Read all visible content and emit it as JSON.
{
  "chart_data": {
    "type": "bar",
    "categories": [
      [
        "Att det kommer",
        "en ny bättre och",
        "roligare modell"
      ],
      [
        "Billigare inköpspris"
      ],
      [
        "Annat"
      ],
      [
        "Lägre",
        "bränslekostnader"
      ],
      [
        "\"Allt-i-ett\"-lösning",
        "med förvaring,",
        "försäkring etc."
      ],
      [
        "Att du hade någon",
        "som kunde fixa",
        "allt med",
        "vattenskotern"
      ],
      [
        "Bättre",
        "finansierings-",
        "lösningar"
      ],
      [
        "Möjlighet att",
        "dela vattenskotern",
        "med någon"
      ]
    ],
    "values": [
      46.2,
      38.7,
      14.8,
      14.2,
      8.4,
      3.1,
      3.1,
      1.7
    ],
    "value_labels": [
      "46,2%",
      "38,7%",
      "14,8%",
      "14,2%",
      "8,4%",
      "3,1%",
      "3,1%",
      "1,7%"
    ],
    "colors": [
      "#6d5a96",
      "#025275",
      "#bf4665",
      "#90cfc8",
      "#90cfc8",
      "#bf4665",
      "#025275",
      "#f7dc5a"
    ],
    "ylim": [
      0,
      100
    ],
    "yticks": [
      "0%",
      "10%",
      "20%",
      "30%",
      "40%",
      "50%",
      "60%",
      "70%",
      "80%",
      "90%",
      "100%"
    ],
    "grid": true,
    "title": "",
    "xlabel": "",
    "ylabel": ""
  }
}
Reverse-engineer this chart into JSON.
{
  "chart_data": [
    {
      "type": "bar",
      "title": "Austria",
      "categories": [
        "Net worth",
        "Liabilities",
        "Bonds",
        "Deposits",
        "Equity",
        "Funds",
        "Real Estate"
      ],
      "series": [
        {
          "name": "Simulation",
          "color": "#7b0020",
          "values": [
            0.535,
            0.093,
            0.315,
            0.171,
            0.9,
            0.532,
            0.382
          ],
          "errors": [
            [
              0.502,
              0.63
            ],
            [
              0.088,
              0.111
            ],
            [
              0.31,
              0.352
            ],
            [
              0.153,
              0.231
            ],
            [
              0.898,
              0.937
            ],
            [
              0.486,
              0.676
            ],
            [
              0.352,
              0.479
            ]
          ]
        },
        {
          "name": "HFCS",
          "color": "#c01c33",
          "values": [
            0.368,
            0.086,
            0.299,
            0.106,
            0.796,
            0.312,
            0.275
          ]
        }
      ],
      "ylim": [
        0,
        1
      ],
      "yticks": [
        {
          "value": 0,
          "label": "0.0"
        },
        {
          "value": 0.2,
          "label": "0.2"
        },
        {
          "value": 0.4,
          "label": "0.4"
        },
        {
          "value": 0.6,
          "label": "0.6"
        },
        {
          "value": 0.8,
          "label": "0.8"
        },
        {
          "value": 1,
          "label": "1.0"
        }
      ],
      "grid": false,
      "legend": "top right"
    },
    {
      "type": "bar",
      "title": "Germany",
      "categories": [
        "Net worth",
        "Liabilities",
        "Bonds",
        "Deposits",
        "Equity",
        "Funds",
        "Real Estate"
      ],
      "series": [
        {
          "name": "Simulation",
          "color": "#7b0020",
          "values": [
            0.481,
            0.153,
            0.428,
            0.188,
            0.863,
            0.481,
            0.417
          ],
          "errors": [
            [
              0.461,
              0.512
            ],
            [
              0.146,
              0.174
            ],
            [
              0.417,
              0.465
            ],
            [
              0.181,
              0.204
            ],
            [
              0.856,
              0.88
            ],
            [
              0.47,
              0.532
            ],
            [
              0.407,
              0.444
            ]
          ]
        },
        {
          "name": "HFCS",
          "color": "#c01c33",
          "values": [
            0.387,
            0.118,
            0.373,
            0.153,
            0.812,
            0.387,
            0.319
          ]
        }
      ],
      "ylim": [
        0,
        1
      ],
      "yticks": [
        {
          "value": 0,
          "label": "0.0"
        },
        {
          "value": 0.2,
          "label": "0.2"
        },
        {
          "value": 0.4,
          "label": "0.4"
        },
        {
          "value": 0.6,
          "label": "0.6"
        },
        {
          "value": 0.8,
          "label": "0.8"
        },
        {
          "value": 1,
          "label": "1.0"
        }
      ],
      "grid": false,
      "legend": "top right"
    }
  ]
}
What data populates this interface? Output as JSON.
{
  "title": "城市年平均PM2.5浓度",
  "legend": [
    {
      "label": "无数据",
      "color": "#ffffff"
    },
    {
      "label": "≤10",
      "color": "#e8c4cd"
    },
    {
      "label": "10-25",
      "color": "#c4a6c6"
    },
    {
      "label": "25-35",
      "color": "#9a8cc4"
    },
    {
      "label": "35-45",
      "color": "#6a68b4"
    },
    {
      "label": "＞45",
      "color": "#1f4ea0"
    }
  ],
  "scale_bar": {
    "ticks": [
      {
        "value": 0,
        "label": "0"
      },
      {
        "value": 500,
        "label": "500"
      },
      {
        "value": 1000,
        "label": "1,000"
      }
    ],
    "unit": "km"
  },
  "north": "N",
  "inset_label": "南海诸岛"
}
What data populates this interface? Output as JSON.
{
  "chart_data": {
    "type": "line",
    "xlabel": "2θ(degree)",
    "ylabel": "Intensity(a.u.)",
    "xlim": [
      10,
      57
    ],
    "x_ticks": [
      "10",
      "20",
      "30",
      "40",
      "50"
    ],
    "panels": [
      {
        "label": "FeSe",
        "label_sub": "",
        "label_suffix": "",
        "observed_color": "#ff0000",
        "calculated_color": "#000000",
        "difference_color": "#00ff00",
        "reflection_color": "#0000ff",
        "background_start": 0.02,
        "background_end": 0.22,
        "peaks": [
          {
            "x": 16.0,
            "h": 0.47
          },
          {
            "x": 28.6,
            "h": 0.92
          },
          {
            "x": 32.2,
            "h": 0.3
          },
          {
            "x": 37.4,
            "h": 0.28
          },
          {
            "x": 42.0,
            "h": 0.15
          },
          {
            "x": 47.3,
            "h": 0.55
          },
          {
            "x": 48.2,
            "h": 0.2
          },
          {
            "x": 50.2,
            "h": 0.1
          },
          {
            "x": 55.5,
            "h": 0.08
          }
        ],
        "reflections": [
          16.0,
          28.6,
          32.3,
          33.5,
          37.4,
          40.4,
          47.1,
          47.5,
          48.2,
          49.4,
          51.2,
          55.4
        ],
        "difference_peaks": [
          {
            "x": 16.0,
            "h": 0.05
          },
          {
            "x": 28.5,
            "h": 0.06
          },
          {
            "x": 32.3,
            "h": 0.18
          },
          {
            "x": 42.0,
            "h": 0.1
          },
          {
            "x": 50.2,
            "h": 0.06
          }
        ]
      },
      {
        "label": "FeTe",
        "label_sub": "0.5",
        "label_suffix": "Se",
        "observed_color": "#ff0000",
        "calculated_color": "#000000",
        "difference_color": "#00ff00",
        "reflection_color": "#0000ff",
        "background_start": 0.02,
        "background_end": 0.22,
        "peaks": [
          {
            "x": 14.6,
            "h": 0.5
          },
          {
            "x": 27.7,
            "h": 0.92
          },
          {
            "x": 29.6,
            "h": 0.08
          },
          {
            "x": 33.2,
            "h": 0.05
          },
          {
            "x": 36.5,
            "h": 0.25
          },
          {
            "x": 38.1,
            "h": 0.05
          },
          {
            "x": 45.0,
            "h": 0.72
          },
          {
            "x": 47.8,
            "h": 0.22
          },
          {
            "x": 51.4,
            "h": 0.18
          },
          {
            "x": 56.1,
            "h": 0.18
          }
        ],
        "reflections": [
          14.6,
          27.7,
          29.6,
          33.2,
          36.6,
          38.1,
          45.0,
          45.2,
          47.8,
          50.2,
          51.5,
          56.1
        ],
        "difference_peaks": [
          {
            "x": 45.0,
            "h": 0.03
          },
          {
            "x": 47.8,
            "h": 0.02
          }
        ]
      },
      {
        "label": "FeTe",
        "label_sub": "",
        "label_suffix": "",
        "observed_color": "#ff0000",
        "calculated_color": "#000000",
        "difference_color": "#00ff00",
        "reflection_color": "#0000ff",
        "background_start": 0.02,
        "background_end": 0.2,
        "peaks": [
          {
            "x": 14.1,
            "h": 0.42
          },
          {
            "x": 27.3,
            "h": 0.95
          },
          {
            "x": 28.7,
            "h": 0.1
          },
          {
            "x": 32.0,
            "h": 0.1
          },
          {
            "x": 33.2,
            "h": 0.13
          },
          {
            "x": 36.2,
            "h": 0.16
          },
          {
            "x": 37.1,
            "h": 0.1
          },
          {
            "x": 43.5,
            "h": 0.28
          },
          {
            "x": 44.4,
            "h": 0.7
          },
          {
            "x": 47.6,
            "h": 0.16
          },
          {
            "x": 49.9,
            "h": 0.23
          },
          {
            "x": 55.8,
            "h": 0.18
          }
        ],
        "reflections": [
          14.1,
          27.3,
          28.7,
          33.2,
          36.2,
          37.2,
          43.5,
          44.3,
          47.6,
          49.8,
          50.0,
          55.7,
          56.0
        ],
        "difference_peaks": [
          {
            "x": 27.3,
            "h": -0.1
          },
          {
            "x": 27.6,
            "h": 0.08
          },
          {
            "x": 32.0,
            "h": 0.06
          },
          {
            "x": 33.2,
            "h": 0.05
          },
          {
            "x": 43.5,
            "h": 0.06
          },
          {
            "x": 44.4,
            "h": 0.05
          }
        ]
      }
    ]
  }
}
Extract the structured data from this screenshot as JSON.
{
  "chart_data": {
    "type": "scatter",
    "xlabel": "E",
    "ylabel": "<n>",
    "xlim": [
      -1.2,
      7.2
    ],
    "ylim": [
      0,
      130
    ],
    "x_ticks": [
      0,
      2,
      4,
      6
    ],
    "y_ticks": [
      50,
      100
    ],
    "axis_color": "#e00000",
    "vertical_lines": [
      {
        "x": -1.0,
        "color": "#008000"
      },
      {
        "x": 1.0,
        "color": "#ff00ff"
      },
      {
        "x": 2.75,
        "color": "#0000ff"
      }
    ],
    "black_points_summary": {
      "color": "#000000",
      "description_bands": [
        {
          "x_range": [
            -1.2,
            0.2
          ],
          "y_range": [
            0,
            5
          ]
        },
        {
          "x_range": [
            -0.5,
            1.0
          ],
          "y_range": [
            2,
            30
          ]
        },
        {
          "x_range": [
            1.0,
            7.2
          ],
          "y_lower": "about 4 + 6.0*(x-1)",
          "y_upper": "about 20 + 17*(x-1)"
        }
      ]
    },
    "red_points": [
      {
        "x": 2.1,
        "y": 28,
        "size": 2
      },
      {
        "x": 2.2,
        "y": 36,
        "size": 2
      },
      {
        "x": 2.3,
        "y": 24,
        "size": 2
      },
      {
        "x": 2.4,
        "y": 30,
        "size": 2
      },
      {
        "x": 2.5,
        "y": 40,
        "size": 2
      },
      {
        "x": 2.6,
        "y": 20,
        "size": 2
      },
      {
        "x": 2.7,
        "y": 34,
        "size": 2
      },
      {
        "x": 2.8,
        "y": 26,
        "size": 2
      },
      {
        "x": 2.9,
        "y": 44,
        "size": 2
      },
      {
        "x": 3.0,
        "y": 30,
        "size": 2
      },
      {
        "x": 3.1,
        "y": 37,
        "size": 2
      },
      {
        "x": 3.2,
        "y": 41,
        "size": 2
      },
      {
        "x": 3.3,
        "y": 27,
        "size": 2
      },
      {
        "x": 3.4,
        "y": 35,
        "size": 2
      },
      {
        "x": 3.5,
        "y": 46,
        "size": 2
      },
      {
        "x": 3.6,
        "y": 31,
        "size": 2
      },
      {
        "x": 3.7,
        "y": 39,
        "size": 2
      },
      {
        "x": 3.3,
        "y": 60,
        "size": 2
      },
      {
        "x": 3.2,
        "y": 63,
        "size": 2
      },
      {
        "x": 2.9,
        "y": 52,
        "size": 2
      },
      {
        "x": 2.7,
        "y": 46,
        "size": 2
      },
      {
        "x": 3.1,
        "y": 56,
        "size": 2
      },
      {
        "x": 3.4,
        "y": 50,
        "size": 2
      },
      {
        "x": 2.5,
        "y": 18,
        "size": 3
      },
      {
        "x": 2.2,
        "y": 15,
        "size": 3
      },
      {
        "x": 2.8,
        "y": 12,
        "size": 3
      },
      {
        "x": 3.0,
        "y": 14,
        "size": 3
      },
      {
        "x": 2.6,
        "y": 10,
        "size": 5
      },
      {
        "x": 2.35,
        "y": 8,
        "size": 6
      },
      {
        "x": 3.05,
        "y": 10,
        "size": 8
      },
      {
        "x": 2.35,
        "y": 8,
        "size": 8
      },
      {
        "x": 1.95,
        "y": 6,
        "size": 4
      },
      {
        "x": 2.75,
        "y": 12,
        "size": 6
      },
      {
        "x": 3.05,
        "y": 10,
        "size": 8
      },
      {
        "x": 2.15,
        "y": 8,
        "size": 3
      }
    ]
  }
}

○ ○ ○ ○ ○

**Directive:** Copy each line of the listing that includes "ylabel".

**The result:**
    "ylabel": ""
    "ylabel": "Intensity(a.u.)",
    "ylabel": "<n>",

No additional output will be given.